**THE PROBLEM:** Reproduce every line in the listing that contains the word "xlabel".

**DATA IN THIS EXERCISE:**

########

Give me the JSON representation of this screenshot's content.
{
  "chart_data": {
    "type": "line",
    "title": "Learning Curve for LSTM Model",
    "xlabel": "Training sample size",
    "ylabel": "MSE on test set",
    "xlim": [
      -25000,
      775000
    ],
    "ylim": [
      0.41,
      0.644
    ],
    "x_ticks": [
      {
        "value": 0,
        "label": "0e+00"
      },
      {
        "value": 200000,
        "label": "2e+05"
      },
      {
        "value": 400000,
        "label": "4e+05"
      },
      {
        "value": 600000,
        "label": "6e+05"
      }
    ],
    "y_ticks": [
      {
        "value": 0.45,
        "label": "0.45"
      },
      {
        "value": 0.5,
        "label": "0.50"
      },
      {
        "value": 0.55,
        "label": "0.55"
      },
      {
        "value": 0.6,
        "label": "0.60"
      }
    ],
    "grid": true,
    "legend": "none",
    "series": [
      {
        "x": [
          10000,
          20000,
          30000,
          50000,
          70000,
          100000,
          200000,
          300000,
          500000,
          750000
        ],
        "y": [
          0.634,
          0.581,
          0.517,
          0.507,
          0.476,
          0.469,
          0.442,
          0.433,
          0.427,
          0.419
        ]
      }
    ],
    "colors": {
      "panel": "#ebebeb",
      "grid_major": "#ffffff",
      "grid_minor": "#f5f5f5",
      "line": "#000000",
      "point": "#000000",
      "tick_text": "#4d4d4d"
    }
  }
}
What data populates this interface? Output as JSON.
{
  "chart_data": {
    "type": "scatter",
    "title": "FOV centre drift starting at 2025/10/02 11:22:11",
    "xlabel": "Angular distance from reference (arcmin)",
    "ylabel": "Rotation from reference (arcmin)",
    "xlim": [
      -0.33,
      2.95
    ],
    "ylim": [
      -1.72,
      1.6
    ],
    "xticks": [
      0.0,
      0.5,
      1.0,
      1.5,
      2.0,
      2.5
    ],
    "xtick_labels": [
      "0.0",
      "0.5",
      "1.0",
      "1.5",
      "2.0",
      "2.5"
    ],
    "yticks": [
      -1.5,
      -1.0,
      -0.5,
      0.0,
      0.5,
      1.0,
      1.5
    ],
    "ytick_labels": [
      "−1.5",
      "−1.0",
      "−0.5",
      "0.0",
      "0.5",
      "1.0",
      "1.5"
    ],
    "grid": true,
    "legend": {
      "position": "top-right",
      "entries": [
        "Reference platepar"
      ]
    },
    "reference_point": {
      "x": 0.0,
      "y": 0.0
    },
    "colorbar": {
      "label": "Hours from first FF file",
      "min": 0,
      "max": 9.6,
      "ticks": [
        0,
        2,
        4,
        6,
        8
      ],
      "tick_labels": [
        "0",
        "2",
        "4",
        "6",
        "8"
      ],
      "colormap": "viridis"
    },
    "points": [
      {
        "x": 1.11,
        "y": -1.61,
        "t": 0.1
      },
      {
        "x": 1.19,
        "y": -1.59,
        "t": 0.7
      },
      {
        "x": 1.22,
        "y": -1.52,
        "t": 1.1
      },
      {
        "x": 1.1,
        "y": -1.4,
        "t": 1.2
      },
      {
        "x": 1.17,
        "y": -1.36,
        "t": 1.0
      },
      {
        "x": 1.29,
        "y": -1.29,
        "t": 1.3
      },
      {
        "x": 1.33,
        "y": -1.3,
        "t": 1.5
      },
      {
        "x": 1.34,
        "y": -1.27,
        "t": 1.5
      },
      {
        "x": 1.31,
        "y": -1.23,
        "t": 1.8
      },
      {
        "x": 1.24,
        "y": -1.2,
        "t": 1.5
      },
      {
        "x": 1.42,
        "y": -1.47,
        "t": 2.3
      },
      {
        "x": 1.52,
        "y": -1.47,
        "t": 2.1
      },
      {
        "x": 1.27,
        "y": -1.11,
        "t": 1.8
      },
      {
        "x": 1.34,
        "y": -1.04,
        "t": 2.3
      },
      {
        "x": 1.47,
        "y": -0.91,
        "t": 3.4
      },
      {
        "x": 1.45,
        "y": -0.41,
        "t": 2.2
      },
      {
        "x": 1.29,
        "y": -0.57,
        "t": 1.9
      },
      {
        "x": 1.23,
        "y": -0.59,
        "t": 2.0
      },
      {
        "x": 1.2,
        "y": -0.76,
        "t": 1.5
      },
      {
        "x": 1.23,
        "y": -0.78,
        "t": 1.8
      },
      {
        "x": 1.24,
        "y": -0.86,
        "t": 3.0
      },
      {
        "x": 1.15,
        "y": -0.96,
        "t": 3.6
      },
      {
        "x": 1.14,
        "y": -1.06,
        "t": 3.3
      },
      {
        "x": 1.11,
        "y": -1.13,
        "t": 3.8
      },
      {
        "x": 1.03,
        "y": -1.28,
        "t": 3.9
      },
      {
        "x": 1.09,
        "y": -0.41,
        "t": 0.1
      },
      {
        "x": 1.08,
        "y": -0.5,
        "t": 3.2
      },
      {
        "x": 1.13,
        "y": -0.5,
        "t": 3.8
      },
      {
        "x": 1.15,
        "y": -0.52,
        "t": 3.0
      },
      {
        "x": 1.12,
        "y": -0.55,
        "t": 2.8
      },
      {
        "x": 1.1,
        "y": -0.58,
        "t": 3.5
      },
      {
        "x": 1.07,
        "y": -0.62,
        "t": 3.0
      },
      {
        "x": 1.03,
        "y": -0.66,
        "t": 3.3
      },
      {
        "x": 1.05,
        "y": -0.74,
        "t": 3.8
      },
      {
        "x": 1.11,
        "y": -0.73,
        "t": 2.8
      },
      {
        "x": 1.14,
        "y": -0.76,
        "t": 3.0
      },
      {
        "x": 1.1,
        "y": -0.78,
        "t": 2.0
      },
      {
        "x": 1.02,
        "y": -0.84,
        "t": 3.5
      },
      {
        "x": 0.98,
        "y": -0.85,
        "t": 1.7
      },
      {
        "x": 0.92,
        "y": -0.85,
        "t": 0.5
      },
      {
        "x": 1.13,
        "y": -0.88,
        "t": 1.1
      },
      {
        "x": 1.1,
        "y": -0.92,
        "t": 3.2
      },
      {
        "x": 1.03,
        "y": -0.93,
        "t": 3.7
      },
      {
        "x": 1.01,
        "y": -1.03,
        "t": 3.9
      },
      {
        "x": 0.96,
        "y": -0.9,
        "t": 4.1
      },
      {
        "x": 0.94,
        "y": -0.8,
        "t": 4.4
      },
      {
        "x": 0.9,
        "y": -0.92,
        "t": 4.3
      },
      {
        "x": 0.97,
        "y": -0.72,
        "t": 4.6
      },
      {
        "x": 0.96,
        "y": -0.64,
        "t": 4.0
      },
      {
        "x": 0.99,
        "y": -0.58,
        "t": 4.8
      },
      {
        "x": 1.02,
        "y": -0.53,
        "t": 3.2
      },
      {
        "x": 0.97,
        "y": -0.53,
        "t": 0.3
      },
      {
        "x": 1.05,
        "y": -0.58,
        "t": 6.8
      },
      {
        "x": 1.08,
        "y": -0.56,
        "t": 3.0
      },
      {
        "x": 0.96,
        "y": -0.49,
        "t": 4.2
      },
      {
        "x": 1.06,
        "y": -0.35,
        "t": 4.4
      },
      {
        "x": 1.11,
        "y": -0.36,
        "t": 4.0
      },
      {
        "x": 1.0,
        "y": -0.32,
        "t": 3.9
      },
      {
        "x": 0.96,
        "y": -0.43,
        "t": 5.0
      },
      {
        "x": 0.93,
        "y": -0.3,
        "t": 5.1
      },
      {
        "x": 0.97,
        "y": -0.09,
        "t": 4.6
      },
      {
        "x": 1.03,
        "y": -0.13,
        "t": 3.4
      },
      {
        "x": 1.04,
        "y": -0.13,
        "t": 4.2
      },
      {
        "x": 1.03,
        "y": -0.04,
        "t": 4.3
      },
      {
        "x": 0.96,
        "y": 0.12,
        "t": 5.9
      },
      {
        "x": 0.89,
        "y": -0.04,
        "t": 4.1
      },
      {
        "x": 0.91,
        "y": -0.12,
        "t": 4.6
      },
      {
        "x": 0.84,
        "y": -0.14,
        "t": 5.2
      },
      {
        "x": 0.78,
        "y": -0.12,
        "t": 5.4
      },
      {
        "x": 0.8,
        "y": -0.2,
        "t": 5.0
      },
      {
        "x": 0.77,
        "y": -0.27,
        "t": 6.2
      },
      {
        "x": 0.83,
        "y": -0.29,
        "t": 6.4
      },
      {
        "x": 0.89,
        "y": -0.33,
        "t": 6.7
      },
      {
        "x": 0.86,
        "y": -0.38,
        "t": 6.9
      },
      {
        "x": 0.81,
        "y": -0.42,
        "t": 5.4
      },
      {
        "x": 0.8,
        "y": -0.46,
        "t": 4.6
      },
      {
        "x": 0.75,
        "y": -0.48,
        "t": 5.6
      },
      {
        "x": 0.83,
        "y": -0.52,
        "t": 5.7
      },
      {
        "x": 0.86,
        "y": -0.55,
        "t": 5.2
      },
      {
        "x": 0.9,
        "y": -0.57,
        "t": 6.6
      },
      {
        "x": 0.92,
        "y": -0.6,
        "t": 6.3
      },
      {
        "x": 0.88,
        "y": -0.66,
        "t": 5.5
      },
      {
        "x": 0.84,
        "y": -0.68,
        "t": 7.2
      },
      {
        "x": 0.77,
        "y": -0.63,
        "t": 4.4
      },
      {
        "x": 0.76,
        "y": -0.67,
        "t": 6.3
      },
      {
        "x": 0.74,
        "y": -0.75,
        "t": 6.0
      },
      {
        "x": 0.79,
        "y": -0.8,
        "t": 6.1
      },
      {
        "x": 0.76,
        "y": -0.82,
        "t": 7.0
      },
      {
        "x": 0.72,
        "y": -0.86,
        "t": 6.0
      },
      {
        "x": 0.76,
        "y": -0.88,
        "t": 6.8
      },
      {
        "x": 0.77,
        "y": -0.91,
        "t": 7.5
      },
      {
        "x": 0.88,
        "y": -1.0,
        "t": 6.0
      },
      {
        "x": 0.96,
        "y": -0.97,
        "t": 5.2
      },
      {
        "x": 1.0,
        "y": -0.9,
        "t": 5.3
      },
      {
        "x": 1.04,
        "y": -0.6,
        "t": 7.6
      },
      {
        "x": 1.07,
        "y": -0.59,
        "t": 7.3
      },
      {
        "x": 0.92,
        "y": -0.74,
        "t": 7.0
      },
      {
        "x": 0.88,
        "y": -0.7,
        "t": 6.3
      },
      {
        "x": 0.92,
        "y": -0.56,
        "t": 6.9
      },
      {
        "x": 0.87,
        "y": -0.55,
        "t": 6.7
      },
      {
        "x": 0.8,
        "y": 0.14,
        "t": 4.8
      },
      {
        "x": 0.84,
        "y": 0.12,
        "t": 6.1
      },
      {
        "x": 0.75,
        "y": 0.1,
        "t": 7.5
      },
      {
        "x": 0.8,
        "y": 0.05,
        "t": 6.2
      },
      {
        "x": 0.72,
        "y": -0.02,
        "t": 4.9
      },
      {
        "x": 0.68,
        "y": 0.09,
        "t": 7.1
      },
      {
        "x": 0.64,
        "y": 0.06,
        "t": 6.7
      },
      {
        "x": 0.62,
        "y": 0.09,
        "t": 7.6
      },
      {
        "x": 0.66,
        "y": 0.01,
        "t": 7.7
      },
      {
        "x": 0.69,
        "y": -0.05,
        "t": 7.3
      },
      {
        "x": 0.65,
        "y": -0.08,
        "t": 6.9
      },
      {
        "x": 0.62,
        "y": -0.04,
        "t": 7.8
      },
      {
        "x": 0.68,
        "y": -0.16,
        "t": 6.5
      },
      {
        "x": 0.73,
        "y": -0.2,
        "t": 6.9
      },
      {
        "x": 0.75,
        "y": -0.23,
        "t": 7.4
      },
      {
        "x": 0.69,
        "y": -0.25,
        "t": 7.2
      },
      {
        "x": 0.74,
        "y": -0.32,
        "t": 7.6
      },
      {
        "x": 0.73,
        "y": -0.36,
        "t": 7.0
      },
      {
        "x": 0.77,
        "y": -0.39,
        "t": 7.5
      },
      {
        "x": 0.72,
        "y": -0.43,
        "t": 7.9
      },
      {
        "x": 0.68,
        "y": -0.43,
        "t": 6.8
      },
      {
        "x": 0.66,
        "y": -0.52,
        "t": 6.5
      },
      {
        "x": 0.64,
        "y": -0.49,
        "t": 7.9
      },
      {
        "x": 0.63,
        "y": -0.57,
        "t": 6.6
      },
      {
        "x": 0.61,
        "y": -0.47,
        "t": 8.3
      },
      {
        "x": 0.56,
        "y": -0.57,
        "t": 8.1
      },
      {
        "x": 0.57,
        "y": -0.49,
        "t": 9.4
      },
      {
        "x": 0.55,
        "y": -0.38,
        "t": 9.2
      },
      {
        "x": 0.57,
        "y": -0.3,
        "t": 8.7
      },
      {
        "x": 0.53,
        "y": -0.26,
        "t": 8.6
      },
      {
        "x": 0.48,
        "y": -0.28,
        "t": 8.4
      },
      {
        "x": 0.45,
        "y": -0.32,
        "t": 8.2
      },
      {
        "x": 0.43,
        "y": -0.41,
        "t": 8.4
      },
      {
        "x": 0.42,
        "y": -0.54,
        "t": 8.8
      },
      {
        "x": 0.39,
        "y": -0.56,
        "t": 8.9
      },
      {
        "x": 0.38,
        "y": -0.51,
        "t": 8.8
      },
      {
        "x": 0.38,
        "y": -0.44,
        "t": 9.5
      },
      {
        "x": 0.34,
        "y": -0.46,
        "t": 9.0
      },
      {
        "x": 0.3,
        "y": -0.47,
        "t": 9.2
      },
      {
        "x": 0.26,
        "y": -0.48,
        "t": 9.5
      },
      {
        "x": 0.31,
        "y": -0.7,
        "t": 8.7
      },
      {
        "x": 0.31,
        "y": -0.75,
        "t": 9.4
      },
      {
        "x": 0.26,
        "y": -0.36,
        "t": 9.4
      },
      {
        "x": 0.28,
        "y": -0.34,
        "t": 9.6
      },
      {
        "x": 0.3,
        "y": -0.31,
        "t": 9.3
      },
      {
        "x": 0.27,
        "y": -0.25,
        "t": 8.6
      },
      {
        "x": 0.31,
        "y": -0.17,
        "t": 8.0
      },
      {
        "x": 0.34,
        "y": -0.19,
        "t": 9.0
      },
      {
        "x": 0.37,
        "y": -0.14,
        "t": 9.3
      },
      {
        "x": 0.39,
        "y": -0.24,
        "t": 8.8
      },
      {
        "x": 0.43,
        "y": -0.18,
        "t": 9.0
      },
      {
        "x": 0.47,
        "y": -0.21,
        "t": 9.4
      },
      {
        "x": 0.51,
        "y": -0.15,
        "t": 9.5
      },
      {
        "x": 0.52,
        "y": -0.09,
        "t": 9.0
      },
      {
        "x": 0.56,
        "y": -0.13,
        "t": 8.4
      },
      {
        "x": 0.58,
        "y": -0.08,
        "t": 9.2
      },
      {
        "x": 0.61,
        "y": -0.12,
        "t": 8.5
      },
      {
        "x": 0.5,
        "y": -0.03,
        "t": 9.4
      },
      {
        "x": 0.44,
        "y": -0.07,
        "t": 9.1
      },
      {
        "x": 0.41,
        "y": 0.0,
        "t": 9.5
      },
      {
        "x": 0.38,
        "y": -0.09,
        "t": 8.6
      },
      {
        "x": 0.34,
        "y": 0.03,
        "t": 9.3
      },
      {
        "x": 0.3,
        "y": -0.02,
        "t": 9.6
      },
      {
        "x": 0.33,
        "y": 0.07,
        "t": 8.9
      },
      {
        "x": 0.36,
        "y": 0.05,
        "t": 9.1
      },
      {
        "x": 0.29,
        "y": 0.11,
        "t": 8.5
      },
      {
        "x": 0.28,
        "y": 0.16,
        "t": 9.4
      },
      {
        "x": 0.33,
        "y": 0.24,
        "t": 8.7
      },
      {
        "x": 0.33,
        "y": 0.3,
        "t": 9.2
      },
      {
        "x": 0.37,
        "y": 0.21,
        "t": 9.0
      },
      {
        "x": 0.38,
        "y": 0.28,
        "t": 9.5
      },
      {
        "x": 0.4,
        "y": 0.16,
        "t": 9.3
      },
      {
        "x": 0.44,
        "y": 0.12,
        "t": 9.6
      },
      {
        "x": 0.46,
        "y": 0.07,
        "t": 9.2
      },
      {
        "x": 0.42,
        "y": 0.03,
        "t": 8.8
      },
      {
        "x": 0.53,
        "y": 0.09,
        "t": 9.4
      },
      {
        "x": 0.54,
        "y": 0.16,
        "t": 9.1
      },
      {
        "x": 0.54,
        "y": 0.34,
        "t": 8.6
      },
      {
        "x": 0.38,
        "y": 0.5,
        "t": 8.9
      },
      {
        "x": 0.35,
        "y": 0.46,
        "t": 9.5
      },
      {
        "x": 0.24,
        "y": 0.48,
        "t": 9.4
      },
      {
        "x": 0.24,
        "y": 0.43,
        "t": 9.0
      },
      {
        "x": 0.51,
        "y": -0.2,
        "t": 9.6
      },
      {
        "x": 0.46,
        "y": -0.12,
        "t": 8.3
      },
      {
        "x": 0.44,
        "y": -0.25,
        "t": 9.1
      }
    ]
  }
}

########

**EXERCISE ANSWER:**
    "xlabel": "Training sample size",
    "xlabel": "Angular distance from reference (arcmin)",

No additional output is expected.